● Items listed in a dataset
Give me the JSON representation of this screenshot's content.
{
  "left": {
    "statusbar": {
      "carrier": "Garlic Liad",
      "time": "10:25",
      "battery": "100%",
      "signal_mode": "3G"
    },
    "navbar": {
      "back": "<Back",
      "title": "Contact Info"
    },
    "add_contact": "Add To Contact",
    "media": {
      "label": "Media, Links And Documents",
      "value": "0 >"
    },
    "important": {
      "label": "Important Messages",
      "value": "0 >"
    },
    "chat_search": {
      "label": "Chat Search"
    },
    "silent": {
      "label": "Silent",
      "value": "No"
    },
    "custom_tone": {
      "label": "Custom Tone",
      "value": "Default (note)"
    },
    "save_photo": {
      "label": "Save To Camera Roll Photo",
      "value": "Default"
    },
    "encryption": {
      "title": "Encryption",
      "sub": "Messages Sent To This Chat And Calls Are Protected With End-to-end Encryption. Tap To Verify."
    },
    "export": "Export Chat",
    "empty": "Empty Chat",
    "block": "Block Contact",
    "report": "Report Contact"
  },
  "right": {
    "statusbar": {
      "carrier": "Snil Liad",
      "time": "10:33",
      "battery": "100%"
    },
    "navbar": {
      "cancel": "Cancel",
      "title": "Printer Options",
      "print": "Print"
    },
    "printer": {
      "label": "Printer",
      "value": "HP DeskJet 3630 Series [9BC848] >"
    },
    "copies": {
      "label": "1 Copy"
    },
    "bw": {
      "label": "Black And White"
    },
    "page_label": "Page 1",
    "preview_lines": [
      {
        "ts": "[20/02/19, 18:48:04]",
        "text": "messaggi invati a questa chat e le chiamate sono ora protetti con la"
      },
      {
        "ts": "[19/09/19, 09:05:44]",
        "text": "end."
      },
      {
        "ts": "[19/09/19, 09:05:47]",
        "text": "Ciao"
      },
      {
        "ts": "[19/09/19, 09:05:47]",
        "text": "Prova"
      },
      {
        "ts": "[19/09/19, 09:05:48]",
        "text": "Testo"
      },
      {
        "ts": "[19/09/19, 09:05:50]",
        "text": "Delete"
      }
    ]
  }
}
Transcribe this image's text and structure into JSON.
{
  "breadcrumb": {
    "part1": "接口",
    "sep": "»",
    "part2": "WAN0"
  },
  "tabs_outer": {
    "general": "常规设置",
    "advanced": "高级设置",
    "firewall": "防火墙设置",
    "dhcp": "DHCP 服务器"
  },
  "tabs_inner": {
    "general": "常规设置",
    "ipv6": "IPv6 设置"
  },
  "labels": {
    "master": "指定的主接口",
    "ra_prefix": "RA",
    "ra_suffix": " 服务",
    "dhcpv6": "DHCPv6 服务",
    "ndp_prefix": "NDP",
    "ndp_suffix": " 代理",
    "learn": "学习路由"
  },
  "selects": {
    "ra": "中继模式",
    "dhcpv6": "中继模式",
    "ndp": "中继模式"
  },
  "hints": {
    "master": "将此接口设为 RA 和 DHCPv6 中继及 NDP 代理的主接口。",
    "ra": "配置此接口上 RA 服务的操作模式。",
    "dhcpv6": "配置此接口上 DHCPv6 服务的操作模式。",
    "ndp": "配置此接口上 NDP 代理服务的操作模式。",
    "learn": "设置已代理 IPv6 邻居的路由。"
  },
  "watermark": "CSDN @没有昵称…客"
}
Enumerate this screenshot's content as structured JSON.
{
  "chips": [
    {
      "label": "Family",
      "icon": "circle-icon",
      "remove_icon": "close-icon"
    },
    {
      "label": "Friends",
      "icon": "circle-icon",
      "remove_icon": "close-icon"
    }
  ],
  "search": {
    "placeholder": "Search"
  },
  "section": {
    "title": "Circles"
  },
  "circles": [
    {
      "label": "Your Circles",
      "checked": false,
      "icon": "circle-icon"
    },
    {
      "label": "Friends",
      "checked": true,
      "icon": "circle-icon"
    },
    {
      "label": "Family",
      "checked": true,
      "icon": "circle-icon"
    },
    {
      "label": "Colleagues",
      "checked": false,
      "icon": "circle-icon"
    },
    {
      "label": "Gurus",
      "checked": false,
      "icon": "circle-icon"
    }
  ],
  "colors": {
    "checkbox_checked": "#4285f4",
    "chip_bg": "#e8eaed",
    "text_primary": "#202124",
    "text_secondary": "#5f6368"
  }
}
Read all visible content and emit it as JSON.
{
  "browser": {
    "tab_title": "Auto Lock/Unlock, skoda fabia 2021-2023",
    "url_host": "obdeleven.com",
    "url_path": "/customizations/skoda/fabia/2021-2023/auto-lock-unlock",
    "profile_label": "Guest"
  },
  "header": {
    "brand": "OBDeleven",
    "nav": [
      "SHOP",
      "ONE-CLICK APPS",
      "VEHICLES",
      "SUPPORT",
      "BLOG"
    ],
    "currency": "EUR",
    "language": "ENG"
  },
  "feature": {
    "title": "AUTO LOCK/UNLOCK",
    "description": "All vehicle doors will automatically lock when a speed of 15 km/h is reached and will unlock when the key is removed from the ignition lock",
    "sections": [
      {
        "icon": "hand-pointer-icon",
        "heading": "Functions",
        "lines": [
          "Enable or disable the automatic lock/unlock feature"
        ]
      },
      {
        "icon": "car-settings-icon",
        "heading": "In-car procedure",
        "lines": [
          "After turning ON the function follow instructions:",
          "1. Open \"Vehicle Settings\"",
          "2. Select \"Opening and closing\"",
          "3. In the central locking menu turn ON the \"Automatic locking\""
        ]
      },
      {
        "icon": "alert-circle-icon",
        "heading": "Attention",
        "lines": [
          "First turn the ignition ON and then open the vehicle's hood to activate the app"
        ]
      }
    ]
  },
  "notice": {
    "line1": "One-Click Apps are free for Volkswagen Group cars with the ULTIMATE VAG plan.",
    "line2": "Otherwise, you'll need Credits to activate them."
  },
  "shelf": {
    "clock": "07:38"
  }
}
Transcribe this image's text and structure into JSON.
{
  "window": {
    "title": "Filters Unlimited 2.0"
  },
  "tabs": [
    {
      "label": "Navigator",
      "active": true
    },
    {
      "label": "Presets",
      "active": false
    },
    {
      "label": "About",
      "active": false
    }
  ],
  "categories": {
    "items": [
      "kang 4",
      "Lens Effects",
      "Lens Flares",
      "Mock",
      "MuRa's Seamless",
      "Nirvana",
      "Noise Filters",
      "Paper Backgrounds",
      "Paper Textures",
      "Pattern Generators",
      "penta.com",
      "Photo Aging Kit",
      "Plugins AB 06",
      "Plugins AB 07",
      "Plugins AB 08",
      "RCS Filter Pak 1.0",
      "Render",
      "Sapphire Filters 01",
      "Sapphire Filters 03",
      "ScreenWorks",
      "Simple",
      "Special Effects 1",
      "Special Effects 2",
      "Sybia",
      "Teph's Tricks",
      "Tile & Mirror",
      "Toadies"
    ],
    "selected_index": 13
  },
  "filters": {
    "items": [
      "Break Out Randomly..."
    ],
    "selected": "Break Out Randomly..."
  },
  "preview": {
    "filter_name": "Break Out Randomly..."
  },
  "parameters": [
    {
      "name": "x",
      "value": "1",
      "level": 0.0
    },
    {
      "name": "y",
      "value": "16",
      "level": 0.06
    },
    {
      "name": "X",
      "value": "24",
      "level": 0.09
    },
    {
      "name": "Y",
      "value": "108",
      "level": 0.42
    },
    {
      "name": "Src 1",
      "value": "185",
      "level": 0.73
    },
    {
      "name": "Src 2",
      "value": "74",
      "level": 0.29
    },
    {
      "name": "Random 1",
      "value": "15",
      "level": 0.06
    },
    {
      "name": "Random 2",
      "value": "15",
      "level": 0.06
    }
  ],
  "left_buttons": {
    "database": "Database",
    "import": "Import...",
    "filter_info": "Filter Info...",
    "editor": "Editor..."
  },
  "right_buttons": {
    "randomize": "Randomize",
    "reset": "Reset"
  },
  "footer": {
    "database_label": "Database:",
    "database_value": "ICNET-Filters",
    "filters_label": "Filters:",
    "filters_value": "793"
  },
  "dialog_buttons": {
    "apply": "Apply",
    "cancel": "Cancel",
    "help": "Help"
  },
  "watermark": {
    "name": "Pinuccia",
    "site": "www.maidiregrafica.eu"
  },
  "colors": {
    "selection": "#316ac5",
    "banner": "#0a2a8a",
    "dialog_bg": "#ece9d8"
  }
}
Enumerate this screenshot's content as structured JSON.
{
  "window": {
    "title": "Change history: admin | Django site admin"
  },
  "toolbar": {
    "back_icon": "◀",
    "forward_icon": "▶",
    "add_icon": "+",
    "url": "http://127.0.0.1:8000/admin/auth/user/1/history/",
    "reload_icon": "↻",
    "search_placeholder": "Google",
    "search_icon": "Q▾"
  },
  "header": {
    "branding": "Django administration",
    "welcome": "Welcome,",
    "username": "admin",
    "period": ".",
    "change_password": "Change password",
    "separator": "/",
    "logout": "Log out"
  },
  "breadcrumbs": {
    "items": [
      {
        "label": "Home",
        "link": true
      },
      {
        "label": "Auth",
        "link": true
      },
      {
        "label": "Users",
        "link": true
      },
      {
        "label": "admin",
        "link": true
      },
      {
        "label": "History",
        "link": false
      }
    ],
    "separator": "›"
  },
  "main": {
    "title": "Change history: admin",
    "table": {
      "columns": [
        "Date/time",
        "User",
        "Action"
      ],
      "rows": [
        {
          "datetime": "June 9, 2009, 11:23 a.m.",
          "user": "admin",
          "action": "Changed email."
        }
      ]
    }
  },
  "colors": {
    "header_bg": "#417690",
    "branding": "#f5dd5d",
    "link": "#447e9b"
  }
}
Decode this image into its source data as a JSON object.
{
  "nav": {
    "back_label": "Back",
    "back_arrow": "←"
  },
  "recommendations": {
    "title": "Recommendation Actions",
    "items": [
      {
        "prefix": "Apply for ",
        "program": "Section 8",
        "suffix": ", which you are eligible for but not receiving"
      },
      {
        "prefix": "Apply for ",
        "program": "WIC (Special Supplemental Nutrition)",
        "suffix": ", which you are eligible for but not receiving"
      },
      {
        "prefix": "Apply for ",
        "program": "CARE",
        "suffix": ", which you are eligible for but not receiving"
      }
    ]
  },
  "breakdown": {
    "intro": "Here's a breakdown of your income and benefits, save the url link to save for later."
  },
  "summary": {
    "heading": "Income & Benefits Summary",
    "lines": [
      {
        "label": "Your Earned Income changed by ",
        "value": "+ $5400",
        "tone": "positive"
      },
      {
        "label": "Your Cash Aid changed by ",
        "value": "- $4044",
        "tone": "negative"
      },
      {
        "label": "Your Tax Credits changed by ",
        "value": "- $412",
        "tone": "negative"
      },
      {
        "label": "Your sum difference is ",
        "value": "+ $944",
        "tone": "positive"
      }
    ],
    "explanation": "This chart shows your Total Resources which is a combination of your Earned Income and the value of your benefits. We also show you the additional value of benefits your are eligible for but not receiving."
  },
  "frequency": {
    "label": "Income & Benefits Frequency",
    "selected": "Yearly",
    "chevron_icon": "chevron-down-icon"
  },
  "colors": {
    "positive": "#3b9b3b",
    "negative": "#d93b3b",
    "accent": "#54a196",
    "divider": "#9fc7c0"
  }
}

● TASK INSTRUCTIONS
Go through the entries and return each line where the word "Plugins" appears.

● EXPECTED ANSWER
      "Plugins AB 06",
      "Plugins AB 07",
      "Plugins AB 08",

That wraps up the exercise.